◆ **DIRECTIONS FOR THIS TASK**
Pull out every line below holding the word "муниципальных".

◆ **TASK DATA**
++++++
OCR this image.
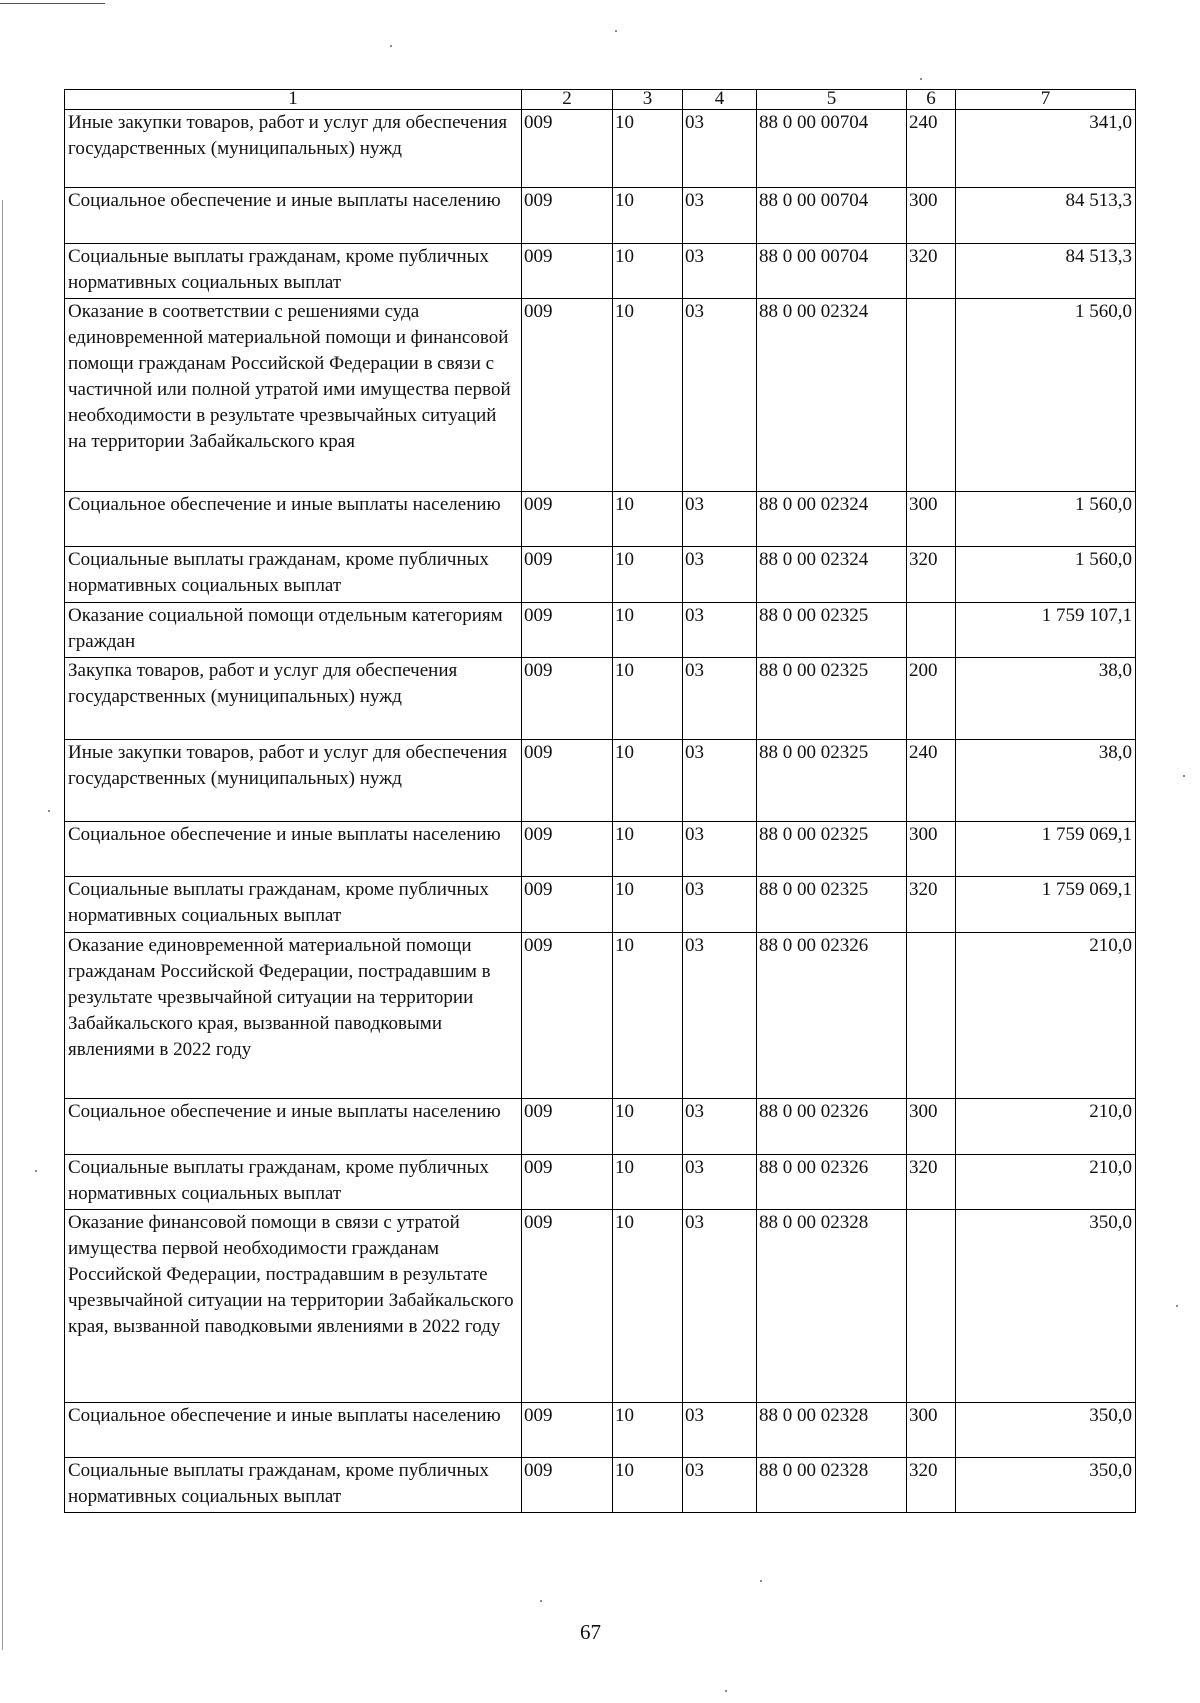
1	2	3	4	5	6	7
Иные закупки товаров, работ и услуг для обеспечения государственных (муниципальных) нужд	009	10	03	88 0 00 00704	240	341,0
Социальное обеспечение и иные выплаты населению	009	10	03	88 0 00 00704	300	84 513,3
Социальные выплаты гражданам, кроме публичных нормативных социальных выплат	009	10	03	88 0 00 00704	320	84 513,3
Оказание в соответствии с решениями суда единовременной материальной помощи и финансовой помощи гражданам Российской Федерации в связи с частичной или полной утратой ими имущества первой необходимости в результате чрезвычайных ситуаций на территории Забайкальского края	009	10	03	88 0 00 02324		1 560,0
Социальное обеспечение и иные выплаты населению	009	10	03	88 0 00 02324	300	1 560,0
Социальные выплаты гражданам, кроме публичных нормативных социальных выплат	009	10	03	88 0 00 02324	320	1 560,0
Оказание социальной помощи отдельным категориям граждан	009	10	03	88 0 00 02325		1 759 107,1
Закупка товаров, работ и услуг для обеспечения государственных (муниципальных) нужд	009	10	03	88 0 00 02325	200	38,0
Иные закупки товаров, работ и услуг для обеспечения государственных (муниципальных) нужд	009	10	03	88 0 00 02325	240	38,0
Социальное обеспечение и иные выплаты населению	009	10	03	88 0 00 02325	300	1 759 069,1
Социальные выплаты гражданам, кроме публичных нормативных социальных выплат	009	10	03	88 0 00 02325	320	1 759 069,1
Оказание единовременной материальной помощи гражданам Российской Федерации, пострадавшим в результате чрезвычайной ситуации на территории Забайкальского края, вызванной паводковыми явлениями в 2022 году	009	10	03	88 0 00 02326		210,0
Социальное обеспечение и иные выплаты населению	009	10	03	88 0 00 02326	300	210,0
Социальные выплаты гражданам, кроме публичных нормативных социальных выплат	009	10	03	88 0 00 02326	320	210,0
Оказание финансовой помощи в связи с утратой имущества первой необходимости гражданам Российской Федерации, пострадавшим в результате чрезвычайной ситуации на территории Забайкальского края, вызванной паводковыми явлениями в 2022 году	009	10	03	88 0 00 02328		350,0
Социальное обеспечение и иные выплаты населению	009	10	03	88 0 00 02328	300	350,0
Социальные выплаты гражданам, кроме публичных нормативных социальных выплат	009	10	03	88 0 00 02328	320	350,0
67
++++++
◆ **OUTPUT OF THE EXERCISE**
Иные закупки товаров, работ и услуг для обеспечения государственных (муниципальных) нужд	009	10	03	88 0 00 00704	240	341,0
Закупка товаров, работ и услуг для обеспечения государственных (муниципальных) нужд	009	10	03	88 0 00 02325	200	38,0
Иные закупки товаров, работ и услуг для обеспечения государственных (муниципальных) нужд	009	10	03	88 0 00 02325	240	38,0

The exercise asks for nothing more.